TO BE DONE - Of all the lines in the records below, how many hold the word "operates"? Give the number alone.

◇ ◇ ◇ ◇ ◇ ◇ ◇

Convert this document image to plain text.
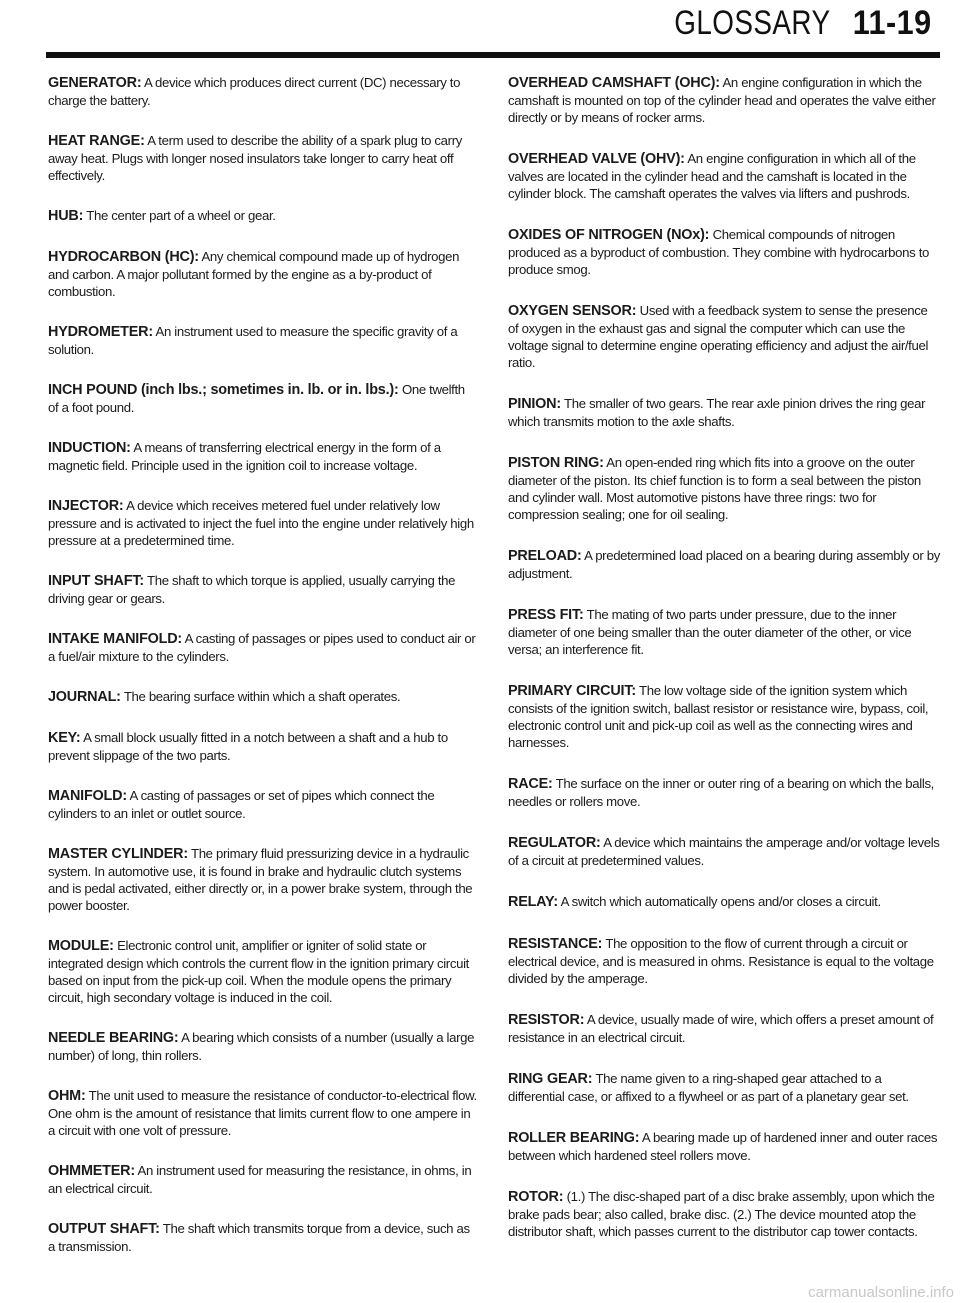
GLOSSARY 11-19

GENERATOR: A device which produces direct current (DC) necessary to charge the battery.

HEAT RANGE: A term used to describe the ability of a spark plug to carry away heat. Plugs with longer nosed insulators take longer to carry heat off effectively.

HUB: The center part of a wheel or gear.

HYDROCARBON (HC): Any chemical compound made up of hydrogen and carbon. A major pollutant formed by the engine as a by-product of combustion.

HYDROMETER: An instrument used to measure the specific gravity of a solution.

INCH POUND (inch lbs.; sometimes in. lb. or in. lbs.): One twelfth of a foot pound.

INDUCTION: A means of transferring electrical energy in the form of a magnetic field. Principle used in the ignition coil to increase voltage.

INJECTOR: A device which receives metered fuel under relatively low pressure and is activated to inject the fuel into the engine under relatively high pressure at a predetermined time.

INPUT SHAFT: The shaft to which torque is applied, usually carrying the driving gear or gears.

INTAKE MANIFOLD: A casting of passages or pipes used to conduct air or a fuel/air mixture to the cylinders.

JOURNAL: The bearing surface within which a shaft operates.

KEY: A small block usually fitted in a notch between a shaft and a hub to prevent slippage of the two parts.

MANIFOLD: A casting of passages or set of pipes which connect the cylinders to an inlet or outlet source.

MASTER CYLINDER: The primary fluid pressurizing device in a hydraulic system. In automotive use, it is found in brake and hydraulic clutch systems and is pedal activated, either directly or, in a power brake system, through the power booster.

MODULE: Electronic control unit, amplifier or igniter of solid state or integrated design which controls the current flow in the ignition primary circuit based on input from the pick-up coil. When the module opens the primary circuit, high secondary voltage is induced in the coil.

NEEDLE BEARING: A bearing which consists of a number (usually a large number) of long, thin rollers.

OHM: The unit used to measure the resistance of conductor-to-electrical flow. One ohm is the amount of resistance that limits current flow to one ampere in a circuit with one volt of pressure.

OHMMETER: An instrument used for measuring the resistance, in ohms, in an electrical circuit.

OUTPUT SHAFT: The shaft which transmits torque from a device, such as a transmission.

OVERHEAD CAMSHAFT (OHC): An engine configuration in which the camshaft is mounted on top of the cylinder head and operates the valve either directly or by means of rocker arms.

OVERHEAD VALVE (OHV): An engine configuration in which all of the valves are located in the cylinder head and the camshaft is located in the cylinder block. The camshaft operates the valves via lifters and pushrods.

OXIDES OF NITROGEN (NOx): Chemical compounds of nitrogen produced as a byproduct of combustion. They combine with hydrocarbons to produce smog.

OXYGEN SENSOR: Used with a feedback system to sense the presence of oxygen in the exhaust gas and signal the computer which can use the voltage signal to determine engine operating efficiency and adjust the air/fuel ratio.

PINION: The smaller of two gears. The rear axle pinion drives the ring gear which transmits motion to the axle shafts.

PISTON RING: An open-ended ring which fits into a groove on the outer diameter of the piston. Its chief function is to form a seal between the piston and cylinder wall. Most automotive pistons have three rings: two for compression sealing; one for oil sealing.

PRELOAD: A predetermined load placed on a bearing during assembly or by adjustment.

PRESS FIT: The mating of two parts under pressure, due to the inner diameter of one being smaller than the outer diameter of the other, or vice versa; an interference fit.

PRIMARY CIRCUIT: The low voltage side of the ignition system which consists of the ignition switch, ballast resistor or resistance wire, bypass, coil, electronic control unit and pick-up coil as well as the connecting wires and harnesses.

RACE: The surface on the inner or outer ring of a bearing on which the balls, needles or rollers move.

REGULATOR: A device which maintains the amperage and/or voltage levels of a circuit at predetermined values.

RELAY: A switch which automatically opens and/or closes a circuit.

RESISTANCE: The opposition to the flow of current through a circuit or electrical device, and is measured in ohms. Resistance is equal to the voltage divided by the amperage.

RESISTOR: A device, usually made of wire, which offers a preset amount of resistance in an electrical circuit.

RING GEAR: The name given to a ring-shaped gear attached to a differential case, or affixed to a flywheel or as part of a planetary gear set.

ROLLER BEARING: A bearing made up of hardened inner and outer races between which hardened steel rollers move.

ROTOR: (1.) The disc-shaped part of a disc brake assembly, upon which the brake pads bear; also called, brake disc. (2.) The device mounted atop the distributor shaft, which passes current to the distributor cap tower contacts.

carmanualsonline.info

◇ ◇ ◇ ◇ ◇ ◇ ◇

WRITTEN ANSWER - 3